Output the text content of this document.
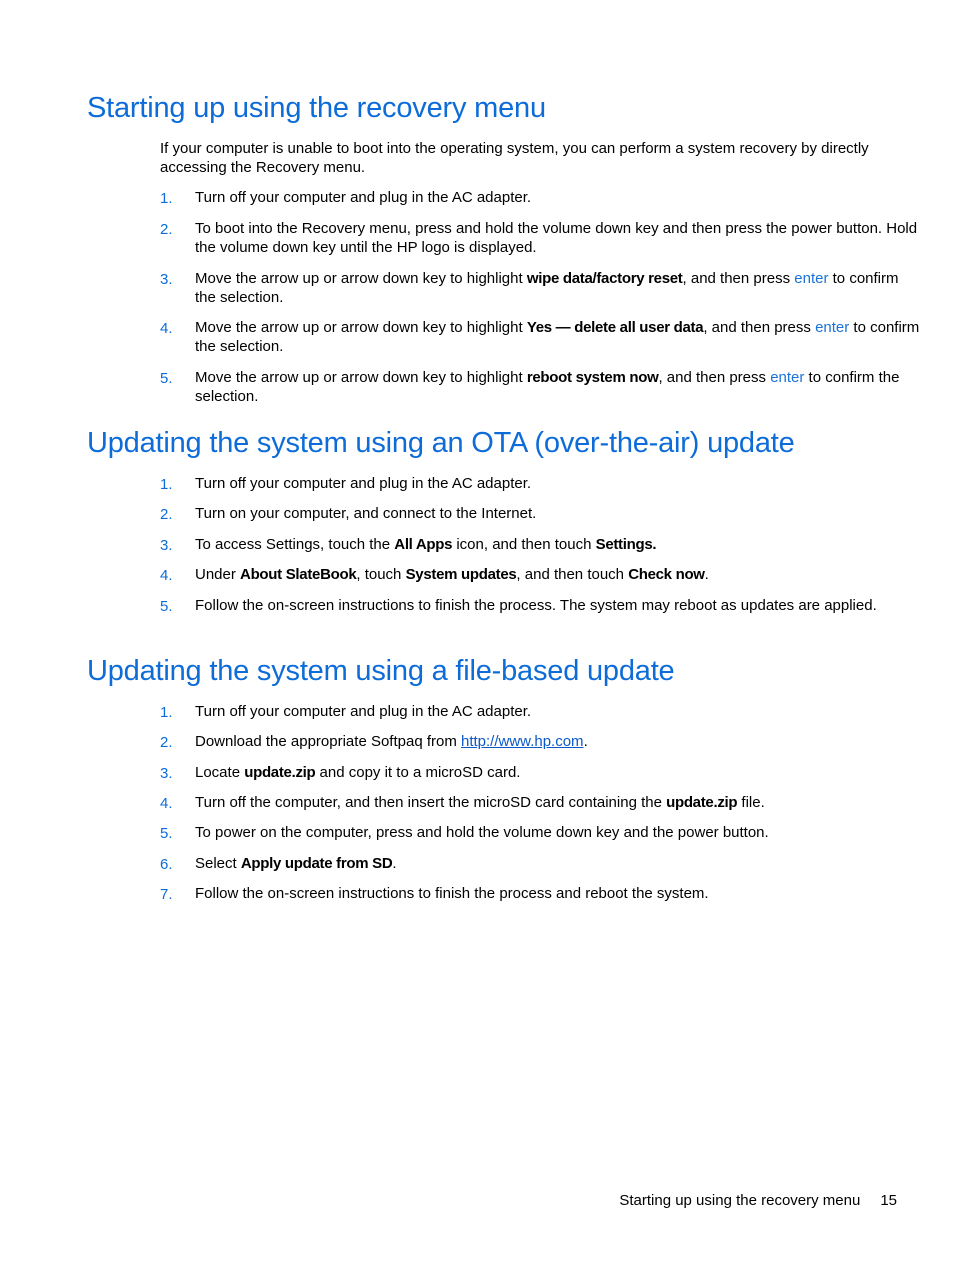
Starting up using the recovery menu

If your computer is unable to boot into the operating system, you can perform a system recovery by directly accessing the Recovery menu.

1. Turn off your computer and plug in the AC adapter.
2. To boot into the Recovery menu, press and hold the volume down key and then press the power button. Hold the volume down key until the HP logo is displayed.
3. Move the arrow up or arrow down key to highlight wipe data/factory reset, and then press enter to confirm the selection.
4. Move the arrow up or arrow down key to highlight Yes — delete all user data, and then press enter to confirm the selection.
5. Move the arrow up or arrow down key to highlight reboot system now, and then press enter to confirm the selection.
Updating the system using an OTA (over-the-air) update
1. Turn off your computer and plug in the AC adapter.
2. Turn on your computer, and connect to the Internet.
3. To access Settings, touch the All Apps icon, and then touch Settings.
4. Under About SlateBook, touch System updates, and then touch Check now.
5. Follow the on-screen instructions to finish the process. The system may reboot as updates are applied.
Updating the system using a file-based update
1. Turn off your computer and plug in the AC adapter.
2. Download the appropriate Softpaq from http://www.hp.com.
3. Locate update.zip and copy it to a microSD card.
4. Turn off the computer, and then insert the microSD card containing the update.zip file.
5. To power on the computer, press and hold the volume down key and the power button.
6. Select Apply update from SD.
7. Follow the on-screen instructions to finish the process and reboot the system.
Starting up using the recovery menu 15
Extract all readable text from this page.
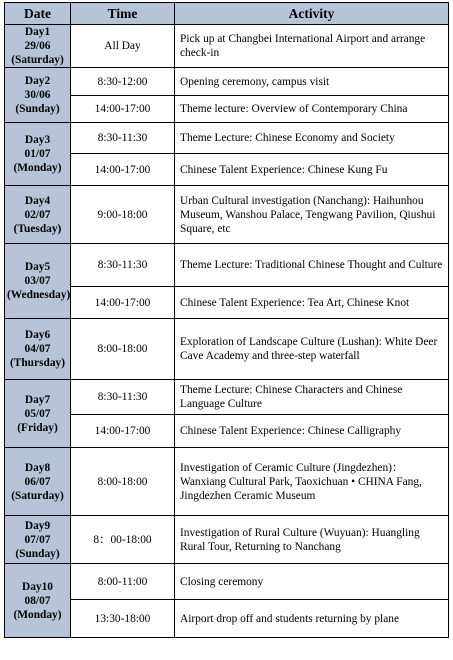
Date	Time	Activity

Day1
29/06
(Saturday)	All Day	Pick up at Changbei International Airport and arrange check-in

Day2
30/06
(Sunday)	8:30-12:00	Opening ceremony, campus visit
	14:00-17:00	Theme lecture: Overview of Contemporary China

Day3
01/07
(Monday)	8:30-11:30	Theme Lecture: Chinese Economy and Society
	14:00-17:00	Chinese Talent Experience: Chinese Kung Fu

Day4
02/07
(Tuesday)	9:00-18:00	Urban Cultural investigation (Nanchang): Haihunhou Museum, Wanshou Palace, Tengwang Pavilion, Qiushui Square, etc

Day5
03/07
(Wednesday)	8:30-11:30	Theme Lecture: Traditional Chinese Thought and Culture
	14:00-17:00	Chinese Talent Experience: Tea Art, Chinese Knot

Day6
04/07
(Thursday)	8:00-18:00	Exploration of Landscape Culture (Lushan): White Deer Cave Academy and three-step waterfall

Day7
05/07
(Friday)	8:30-11:30	Theme Lecture: Chinese Characters and Chinese Language Culture
	14:00-17:00	Chinese Talent Experience: Chinese Calligraphy

Day8
06/07
(Saturday)	8:00-18:00	Investigation of Ceramic Culture (Jingdezhen)：Wanxiang Cultural Park, Taoxichuan • CHINA Fang, Jingdezhen Ceramic Museum

Day9
07/07
(Sunday)	8：00-18:00	Investigation of Rural Culture (Wuyuan): Huangling Rural Tour, Returning to Nanchang

Day10
08/07
(Monday)	8:00-11:00	Closing ceremony
	13:30-18:00	Airport drop off and students returning by plane
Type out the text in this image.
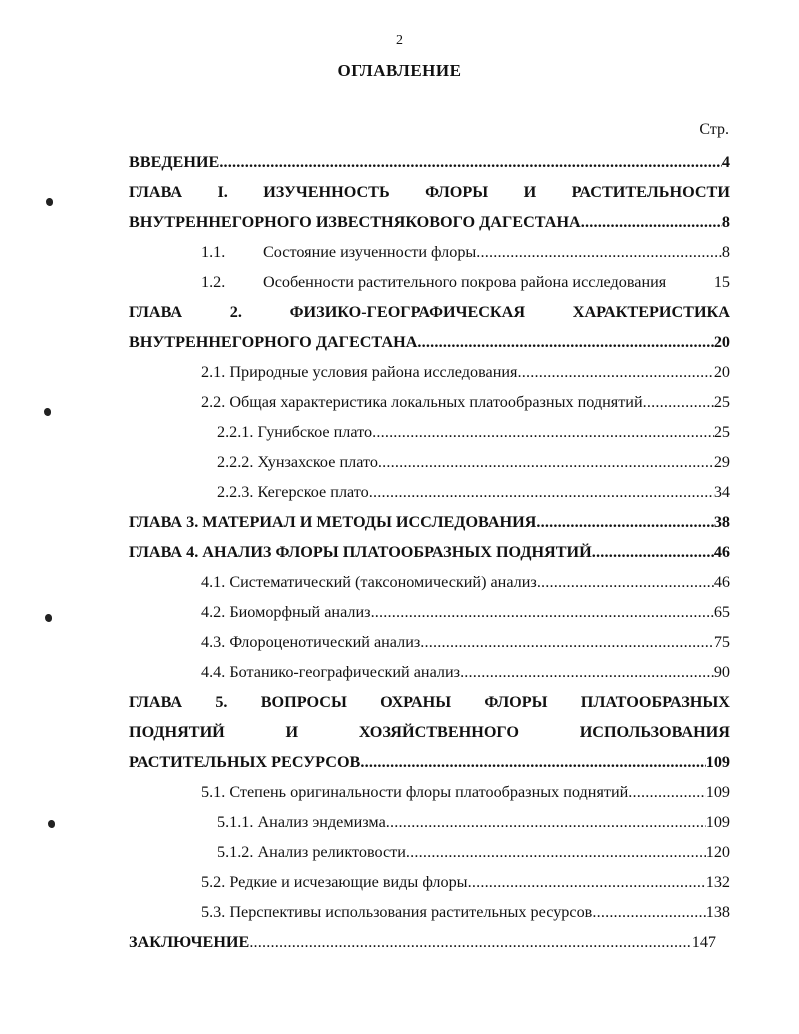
2
ОГЛАВЛЕНИЕ
Стр.
ВВЕДЕНИЕ .....	4
ГЛАВА I. ИЗУЧЕННОСТЬ ФЛОРЫ И РАСТИТЕЛЬНОСТИ
ВНУТРЕННЕГОРНОГО ИЗВЕСТНЯКОВОГО ДАГЕСТАНА .....	8
1.1. Состояние изученности флоры .....	8
1.2. Особенности растительного покрова района исследования	15
ГЛАВА	2.	ФИЗИКО-ГЕОГРАФИЧЕСКАЯ	ХАРАКТЕРИСТИКА
ВНУТРЕННЕГОРНОГО ДАГЕСТАНА .....	20
2.1. Природные условия района исследования .....	20
2.2. Общая характеристика локальных платообразных поднятий .....	25
2.2.1. Гунибское плато .....	25
2.2.2. Хунзахское плато .....	29
2.2.3. Кегерское плато .....	34
ГЛАВА 3. МАТЕРИАЛ И МЕТОДЫ ИССЛЕДОВАНИЯ .....	38
ГЛАВА 4. АНАЛИЗ ФЛОРЫ ПЛАТООБРАЗНЫХ ПОДНЯТИЙ .....	46
4.1. Систематический (таксономический) анализ .....	46
4.2. Биоморфный анализ .....	65
4.3. Флороценотический анализ .....	75
4.4. Ботанико-географический анализ .....	90
ГЛАВА 5. ВОПРОСЫ ОХРАНЫ ФЛОРЫ ПЛАТООБРАЗНЫХ
ПОДНЯТИЙ	И	ХОЗЯЙСТВЕННОГО	ИСПОЛЬЗОВАНИЯ
РАСТИТЕЛЬНЫХ РЕСУРСОВ .....	109
5.1. Степень оригинальности флоры платообразных поднятий .....	109
5.1.1. Анализ эндемизма .....	109
5.1.2. Анализ реликтовости .....	120
5.2. Редкие и исчезающие виды флоры .....	132
5.3. Перспективы использования растительных ресурсов .....	138
ЗАКЛЮЧЕНИЕ .....	147
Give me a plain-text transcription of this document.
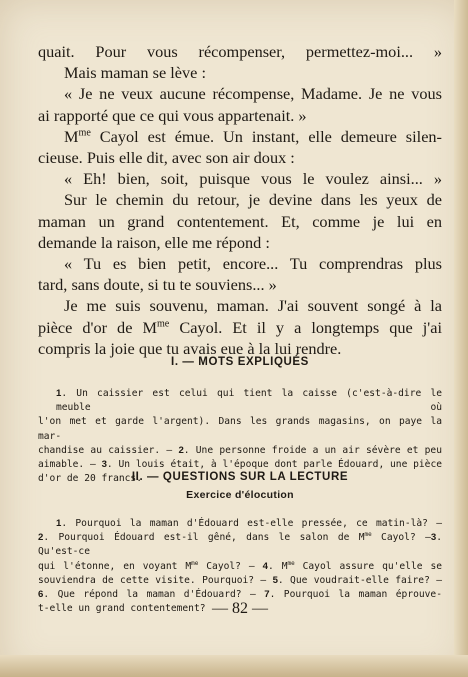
quait. Pour vous récompenser, permettez-moi... »

Mais maman se lève :

« Je ne veux aucune récompense, Madame. Je ne vous

ai rapporté que ce qui vous appartenait. »

$M^{me}$ Cayol est émue. Un instant, elle demeure silen-

cieuse. Puis elle dit, avec son air doux :

« Eh! bien, soit, puisque vous le voulez ainsi... »

Sur le chemin du retour, je devine dans les yeux de

maman un grand contentement. Et, comme je lui en

demande la raison, elle me répond :

« Tu es bien petit, encore... Tu comprendras plus

tard, sans doute, si tu te souviens... »

Je me suis souvenu, maman. J'ai souvent songé à la

pièce d'or de $M^{me}$ Cayol. Et il y a longtemps que j'ai

compris la joie que tu avais eue à la lui rendre.

I. — MOTS EXPLIQUÉS

1. Un caissier est celui qui tient la caisse (c'est-à-dire le meuble où
l'on met et garde l'argent). Dans les grands magasins, on paye la mar-
chandise au caissier. — 2. Une personne froide a un air sévère et peu
aimable. — 3. Un louis était, à l'époque dont parle Édouard, une pièce
d'or de 20 francs.

II. — QUESTIONS SUR LA LECTURE
Exercice d'élocution

1. Pourquoi la maman d'Édouard est-elle pressée, ce matin-là? —
2. Pourquoi Édouard est-il gêné, dans le salon de $M^{me}$ Cayol? —3. Qu'est-ce
qui l'étonne, en voyant $M^{me}$ Cayol? — 4. $M^{me}$ Cayol assure qu'elle se
souviendra de cette visite. Pourquoi? — 5. Que voudrait-elle faire? —
6. Que répond la maman d'Édouard? — 7. Pourquoi la maman éprouve-
t-elle un grand contentement? — 82 —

++++++

* _Work required_: Show the lines where the word "instructions" appears in the entries.

* _Solution_:
5. Follow the on-screen instructions to finish the process. The system may reboot as updates are applied.
7. Follow the on-screen instructions to finish the process and reboot the system.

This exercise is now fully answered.